Rows from a figure dataset
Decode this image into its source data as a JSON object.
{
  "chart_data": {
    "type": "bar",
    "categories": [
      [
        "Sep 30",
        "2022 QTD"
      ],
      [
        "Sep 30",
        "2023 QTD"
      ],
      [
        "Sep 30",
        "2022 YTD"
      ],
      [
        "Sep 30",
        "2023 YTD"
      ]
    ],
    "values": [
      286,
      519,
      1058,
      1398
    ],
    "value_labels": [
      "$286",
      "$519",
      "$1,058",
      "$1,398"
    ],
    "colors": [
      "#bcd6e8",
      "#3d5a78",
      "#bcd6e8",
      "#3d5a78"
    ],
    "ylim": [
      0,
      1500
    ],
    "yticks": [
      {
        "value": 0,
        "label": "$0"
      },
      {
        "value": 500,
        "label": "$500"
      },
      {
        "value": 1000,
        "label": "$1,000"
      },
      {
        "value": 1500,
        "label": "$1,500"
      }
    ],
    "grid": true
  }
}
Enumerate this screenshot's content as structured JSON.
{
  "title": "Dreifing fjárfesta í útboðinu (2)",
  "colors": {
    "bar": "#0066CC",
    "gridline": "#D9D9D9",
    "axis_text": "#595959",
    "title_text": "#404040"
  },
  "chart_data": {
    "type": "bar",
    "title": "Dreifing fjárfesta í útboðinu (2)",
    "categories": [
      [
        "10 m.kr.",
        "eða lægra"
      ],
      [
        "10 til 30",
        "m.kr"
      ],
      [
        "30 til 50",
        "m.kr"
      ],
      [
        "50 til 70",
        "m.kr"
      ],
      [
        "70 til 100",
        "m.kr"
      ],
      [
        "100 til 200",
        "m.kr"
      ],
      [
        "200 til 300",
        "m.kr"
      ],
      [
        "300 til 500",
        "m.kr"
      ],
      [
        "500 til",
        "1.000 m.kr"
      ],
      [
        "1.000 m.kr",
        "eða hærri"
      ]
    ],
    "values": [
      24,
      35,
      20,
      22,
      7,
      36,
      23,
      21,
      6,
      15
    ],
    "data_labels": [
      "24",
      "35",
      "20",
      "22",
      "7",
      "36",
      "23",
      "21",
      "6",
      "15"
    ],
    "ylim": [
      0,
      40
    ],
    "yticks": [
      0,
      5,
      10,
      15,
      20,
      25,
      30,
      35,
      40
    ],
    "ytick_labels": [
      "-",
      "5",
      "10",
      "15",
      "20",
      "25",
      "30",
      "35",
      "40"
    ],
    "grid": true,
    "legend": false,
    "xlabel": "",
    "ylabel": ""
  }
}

---

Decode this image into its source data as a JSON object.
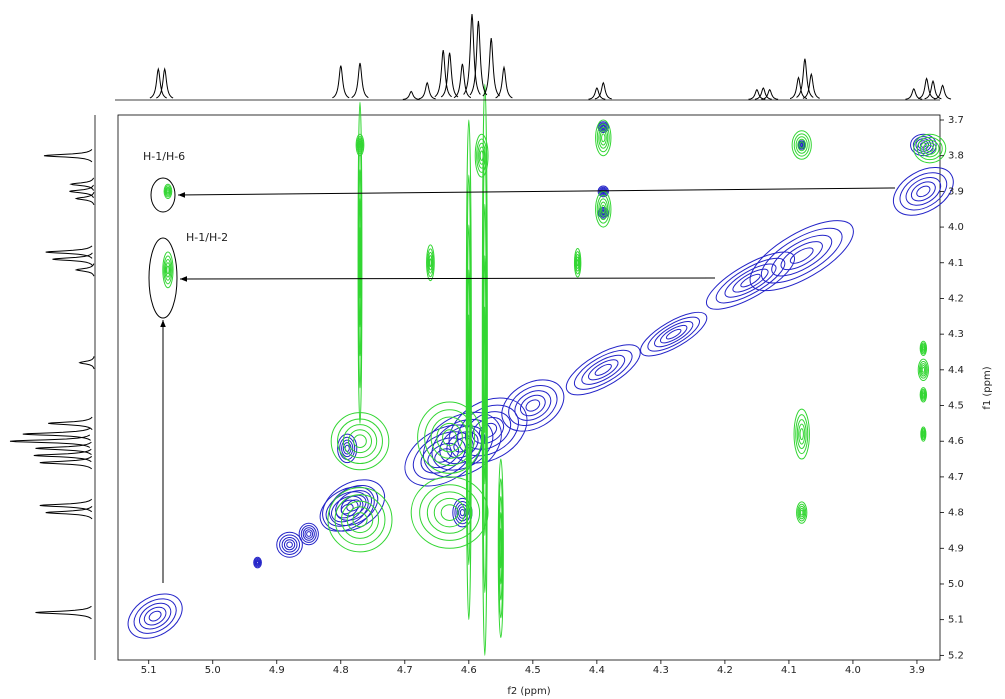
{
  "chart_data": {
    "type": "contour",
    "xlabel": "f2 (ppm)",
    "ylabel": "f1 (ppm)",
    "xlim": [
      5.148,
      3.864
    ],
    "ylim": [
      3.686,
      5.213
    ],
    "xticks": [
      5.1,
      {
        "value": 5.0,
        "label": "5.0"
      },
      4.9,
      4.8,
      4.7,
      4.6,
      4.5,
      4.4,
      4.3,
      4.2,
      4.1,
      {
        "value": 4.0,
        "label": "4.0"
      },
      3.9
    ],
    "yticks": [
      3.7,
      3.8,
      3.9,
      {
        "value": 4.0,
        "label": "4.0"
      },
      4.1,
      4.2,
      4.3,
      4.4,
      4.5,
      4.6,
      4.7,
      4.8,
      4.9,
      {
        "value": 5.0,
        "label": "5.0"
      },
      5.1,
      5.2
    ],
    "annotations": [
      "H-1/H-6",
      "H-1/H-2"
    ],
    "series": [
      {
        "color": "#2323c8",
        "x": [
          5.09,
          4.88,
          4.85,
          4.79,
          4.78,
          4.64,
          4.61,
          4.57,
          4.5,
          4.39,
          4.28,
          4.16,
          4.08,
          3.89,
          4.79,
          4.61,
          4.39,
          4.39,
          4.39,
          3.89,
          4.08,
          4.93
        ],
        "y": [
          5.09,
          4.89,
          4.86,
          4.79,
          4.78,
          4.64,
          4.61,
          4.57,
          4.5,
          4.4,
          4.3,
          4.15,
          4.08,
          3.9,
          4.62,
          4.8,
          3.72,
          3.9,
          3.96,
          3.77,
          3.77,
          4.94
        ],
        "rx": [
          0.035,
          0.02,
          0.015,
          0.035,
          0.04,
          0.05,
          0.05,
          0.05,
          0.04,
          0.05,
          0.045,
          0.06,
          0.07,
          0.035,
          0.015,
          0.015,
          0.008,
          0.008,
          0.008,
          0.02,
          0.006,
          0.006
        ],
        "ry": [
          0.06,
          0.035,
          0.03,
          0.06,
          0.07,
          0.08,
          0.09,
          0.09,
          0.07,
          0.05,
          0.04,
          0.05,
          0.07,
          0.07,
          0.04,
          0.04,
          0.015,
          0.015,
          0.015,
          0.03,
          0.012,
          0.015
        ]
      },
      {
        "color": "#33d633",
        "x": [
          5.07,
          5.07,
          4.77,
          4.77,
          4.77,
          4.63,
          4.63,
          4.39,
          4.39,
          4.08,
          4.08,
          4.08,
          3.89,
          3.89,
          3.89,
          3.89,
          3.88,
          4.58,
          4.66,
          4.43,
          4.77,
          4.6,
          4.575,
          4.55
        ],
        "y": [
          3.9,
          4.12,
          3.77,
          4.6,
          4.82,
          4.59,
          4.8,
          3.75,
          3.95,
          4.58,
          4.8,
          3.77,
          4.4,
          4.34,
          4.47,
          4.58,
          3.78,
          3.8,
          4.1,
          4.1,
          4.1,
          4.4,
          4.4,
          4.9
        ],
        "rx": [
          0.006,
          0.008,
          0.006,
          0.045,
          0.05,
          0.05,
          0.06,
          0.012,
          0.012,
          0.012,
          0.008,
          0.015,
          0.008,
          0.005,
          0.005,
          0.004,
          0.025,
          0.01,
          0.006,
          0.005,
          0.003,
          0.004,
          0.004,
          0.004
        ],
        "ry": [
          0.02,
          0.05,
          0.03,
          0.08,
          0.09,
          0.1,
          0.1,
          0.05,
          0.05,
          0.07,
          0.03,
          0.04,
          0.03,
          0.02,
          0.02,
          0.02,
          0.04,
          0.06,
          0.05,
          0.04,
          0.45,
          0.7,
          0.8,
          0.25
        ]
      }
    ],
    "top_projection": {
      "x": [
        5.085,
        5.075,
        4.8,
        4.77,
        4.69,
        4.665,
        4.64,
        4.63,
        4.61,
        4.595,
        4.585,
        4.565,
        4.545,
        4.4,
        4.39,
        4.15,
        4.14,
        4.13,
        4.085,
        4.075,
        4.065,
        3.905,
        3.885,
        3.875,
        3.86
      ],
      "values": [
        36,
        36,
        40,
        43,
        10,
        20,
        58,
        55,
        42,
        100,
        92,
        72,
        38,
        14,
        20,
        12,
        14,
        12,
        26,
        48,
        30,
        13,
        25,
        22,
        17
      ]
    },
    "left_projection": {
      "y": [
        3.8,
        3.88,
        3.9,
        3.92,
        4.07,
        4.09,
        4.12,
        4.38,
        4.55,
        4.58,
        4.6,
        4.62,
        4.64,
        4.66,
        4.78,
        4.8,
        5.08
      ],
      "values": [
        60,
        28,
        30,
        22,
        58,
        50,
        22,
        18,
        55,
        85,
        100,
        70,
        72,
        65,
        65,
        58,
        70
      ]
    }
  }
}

What to do: Tally up the lines with the word "fjárfesta" in them, and answer with that number by itself.

The completed task: 2